### [EXERCISE PROMPT]
Copy all of the material below exactly.
--- begin THE DATA ---
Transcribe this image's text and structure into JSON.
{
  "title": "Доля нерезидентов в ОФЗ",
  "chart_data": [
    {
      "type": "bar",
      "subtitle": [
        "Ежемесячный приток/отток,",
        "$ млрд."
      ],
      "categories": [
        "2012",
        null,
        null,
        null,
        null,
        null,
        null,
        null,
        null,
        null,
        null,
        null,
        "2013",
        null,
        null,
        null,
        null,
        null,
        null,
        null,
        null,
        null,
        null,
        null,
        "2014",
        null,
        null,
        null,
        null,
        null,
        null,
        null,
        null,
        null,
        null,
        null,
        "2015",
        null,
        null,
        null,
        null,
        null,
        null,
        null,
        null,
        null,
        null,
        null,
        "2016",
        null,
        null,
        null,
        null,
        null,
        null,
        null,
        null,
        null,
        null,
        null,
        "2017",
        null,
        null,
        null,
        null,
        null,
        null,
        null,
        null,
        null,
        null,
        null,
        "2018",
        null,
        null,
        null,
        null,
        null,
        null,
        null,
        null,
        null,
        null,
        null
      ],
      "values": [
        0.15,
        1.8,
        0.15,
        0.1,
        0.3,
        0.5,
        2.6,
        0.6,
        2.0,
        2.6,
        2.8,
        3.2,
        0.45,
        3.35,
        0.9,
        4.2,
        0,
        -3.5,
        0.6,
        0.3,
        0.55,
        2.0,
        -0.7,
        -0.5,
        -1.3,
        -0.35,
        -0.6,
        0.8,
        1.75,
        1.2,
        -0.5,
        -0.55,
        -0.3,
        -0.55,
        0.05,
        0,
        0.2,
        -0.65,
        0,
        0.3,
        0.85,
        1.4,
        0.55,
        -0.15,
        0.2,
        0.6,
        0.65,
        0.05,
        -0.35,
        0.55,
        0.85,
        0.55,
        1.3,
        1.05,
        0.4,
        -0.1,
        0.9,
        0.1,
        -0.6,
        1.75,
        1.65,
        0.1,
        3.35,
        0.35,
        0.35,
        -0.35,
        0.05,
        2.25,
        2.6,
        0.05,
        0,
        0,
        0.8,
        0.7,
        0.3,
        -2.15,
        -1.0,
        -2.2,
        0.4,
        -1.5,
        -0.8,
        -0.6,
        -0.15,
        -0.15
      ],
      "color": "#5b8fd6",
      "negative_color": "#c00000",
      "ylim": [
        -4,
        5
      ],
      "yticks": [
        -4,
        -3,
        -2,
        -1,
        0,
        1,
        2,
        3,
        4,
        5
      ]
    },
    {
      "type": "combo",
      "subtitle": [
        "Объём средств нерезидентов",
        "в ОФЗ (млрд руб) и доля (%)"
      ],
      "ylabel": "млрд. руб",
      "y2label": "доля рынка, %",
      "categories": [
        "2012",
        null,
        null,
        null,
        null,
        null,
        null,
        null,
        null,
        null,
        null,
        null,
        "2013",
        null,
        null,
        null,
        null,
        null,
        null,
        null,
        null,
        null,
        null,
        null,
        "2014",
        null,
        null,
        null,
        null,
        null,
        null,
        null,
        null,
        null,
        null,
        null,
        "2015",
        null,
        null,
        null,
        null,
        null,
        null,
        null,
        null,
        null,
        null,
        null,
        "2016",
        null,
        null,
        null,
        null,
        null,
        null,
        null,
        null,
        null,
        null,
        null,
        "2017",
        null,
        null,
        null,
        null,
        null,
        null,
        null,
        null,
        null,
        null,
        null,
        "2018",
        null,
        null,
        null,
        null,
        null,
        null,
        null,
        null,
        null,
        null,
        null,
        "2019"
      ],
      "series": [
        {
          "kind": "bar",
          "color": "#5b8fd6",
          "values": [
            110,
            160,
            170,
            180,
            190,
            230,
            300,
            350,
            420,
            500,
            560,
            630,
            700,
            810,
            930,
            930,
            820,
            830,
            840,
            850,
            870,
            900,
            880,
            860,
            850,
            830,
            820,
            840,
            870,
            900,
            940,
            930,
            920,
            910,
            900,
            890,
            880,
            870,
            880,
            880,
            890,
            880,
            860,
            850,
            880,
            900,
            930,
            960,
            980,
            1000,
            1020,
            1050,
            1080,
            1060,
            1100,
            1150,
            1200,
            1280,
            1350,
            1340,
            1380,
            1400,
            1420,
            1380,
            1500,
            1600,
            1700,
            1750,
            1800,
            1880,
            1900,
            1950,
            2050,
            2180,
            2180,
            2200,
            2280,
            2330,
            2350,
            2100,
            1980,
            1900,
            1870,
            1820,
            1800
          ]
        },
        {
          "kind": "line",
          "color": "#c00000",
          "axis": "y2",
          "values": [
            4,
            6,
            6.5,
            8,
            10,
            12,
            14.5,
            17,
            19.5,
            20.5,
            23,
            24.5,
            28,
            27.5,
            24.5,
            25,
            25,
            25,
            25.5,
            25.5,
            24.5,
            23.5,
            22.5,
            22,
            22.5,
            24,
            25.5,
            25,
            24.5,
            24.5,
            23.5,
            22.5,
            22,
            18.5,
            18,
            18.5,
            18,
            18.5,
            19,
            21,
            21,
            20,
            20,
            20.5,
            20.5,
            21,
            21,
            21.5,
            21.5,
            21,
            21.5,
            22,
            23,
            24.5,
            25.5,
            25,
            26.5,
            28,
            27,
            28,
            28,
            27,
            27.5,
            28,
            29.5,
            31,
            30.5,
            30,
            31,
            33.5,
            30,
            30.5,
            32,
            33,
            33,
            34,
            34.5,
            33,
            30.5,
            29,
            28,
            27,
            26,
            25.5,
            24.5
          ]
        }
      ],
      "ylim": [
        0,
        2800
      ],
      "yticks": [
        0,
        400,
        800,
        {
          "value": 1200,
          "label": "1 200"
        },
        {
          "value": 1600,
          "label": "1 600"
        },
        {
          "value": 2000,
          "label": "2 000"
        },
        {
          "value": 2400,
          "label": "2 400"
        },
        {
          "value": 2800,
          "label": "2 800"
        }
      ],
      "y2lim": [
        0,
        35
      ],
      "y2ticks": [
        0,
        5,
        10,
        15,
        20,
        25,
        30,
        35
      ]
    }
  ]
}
--- end THE DATA ---
### [SOLUTION]
Transcribe this image's text and structure into JSON.
{
  "title": "Доля нерезидентов в ОФЗ",
  "chart_data": [
    {
      "type": "bar",
      "subtitle": [
        "Ежемесячный приток/отток,",
        "$ млрд."
      ],
      "categories": [
        "2012",
        null,
        null,
        null,
        null,
        null,
        null,
        null,
        null,
        null,
        null,
        null,
        "2013",
        null,
        null,
        null,
        null,
        null,
        null,
        null,
        null,
        null,
        null,
        null,
        "2014",
        null,
        null,
        null,
        null,
        null,
        null,
        null,
        null,
        null,
        null,
        null,
        "2015",
        null,
        null,
        null,
        null,
        null,
        null,
        null,
        null,
        null,
        null,
        null,
        "2016",
        null,
        null,
        null,
        null,
        null,
        null,
        null,
        null,
        null,
        null,
        null,
        "2017",
        null,
        null,
        null,
        null,
        null,
        null,
        null,
        null,
        null,
        null,
        null,
        "2018",
        null,
        null,
        null,
        null,
        null,
        null,
        null,
        null,
        null,
        null,
        null
      ],
      "values": [
        0.15,
        1.8,
        0.15,
        0.1,
        0.3,
        0.5,
        2.6,
        0.6,
        2.0,
        2.6,
        2.8,
        3.2,
        0.45,
        3.35,
        0.9,
        4.2,
        0,
        -3.5,
        0.6,
        0.3,
        0.55,
        2.0,
        -0.7,
        -0.5,
        -1.3,
        -0.35,
        -0.6,
        0.8,
        1.75,
        1.2,
        -0.5,
        -0.55,
        -0.3,
        -0.55,
        0.05,
        0,
        0.2,
        -0.65,
        0,
        0.3,
        0.85,
        1.4,
        0.55,
        -0.15,
        0.2,
        0.6,
        0.65,
        0.05,
        -0.35,
        0.55,
        0.85,
        0.55,
        1.3,
        1.05,
        0.4,
        -0.1,
        0.9,
        0.1,
        -0.6,
        1.75,
        1.65,
        0.1,
        3.35,
        0.35,
        0.35,
        -0.35,
        0.05,
        2.25,
        2.6,
        0.05,
        0,
        0,
        0.8,
        0.7,
        0.3,
        -2.15,
        -1.0,
        -2.2,
        0.4,
        -1.5,
        -0.8,
        -0.6,
        -0.15,
        -0.15
      ],
      "color": "#5b8fd6",
      "negative_color": "#c00000",
      "ylim": [
        -4,
        5
      ],
      "yticks": [
        -4,
        -3,
        -2,
        -1,
        0,
        1,
        2,
        3,
        4,
        5
      ]
    },
    {
      "type": "combo",
      "subtitle": [
        "Объём средств нерезидентов",
        "в ОФЗ (млрд руб) и доля (%)"
      ],
      "ylabel": "млрд. руб",
      "y2label": "доля рынка, %",
      "categories": [
        "2012",
        null,
        null,
        null,
        null,
        null,
        null,
        null,
        null,
        null,
        null,
        null,
        "2013",
        null,
        null,
        null,
        null,
        null,
        null,
        null,
        null,
        null,
        null,
        null,
        "2014",
        null,
        null,
        null,
        null,
        null,
        null,
        null,
        null,
        null,
        null,
        null,
        "2015",
        null,
        null,
        null,
        null,
        null,
        null,
        null,
        null,
        null,
        null,
        null,
        "2016",
        null,
        null,
        null,
        null,
        null,
        null,
        null,
        null,
        null,
        null,
        null,
        "2017",
        null,
        null,
        null,
        null,
        null,
        null,
        null,
        null,
        null,
        null,
        null,
        "2018",
        null,
        null,
        null,
        null,
        null,
        null,
        null,
        null,
        null,
        null,
        null,
        "2019"
      ],
      "series": [
        {
          "kind": "bar",
          "color": "#5b8fd6",
          "values": [
            110,
            160,
            170,
            180,
            190,
            230,
            300,
            350,
            420,
            500,
            560,
            630,
            700,
            810,
            930,
            930,
            820,
            830,
            840,
            850,
            870,
            900,
            880,
            860,
            850,
            830,
            820,
            840,
            870,
            900,
            940,
            930,
            920,
            910,
            900,
            890,
            880,
            870,
            880,
            880,
            890,
            880,
            860,
            850,
            880,
            900,
            930,
            960,
            980,
            1000,
            1020,
            1050,
            1080,
            1060,
            1100,
            1150,
            1200,
            1280,
            1350,
            1340,
            1380,
            1400,
            1420,
            1380,
            1500,
            1600,
            1700,
            1750,
            1800,
            1880,
            1900,
            1950,
            2050,
            2180,
            2180,
            2200,
            2280,
            2330,
            2350,
            2100,
            1980,
            1900,
            1870,
            1820,
            1800
          ]
        },
        {
          "kind": "line",
          "color": "#c00000",
          "axis": "y2",
          "values": [
            4,
            6,
            6.5,
            8,
            10,
            12,
            14.5,
            17,
            19.5,
            20.5,
            23,
            24.5,
            28,
            27.5,
            24.5,
            25,
            25,
            25,
            25.5,
            25.5,
            24.5,
            23.5,
            22.5,
            22,
            22.5,
            24,
            25.5,
            25,
            24.5,
            24.5,
            23.5,
            22.5,
            22,
            18.5,
            18,
            18.5,
            18,
            18.5,
            19,
            21,
            21,
            20,
            20,
            20.5,
            20.5,
            21,
            21,
            21.5,
            21.5,
            21,
            21.5,
            22,
            23,
            24.5,
            25.5,
            25,
            26.5,
            28,
            27,
            28,
            28,
            27,
            27.5,
            28,
            29.5,
            31,
            30.5,
            30,
            31,
            33.5,
            30,
            30.5,
            32,
            33,
            33,
            34,
            34.5,
            33,
            30.5,
            29,
            28,
            27,
            26,
            25.5,
            24.5
          ]
        }
      ],
      "ylim": [
        0,
        2800
      ],
      "yticks": [
        0,
        400,
        800,
        {
          "value": 1200,
          "label": "1 200"
        },
        {
          "value": 1600,
          "label": "1 600"
        },
        {
          "value": 2000,
          "label": "2 000"
        },
        {
          "value": 2400,
          "label": "2 400"
        },
        {
          "value": 2800,
          "label": "2 800"
        }
      ],
      "y2lim": [
        0,
        35
      ],
      "y2ticks": [
        0,
        5,
        10,
        15,
        20,
        25,
        30,
        35
      ]
    }
  ]
}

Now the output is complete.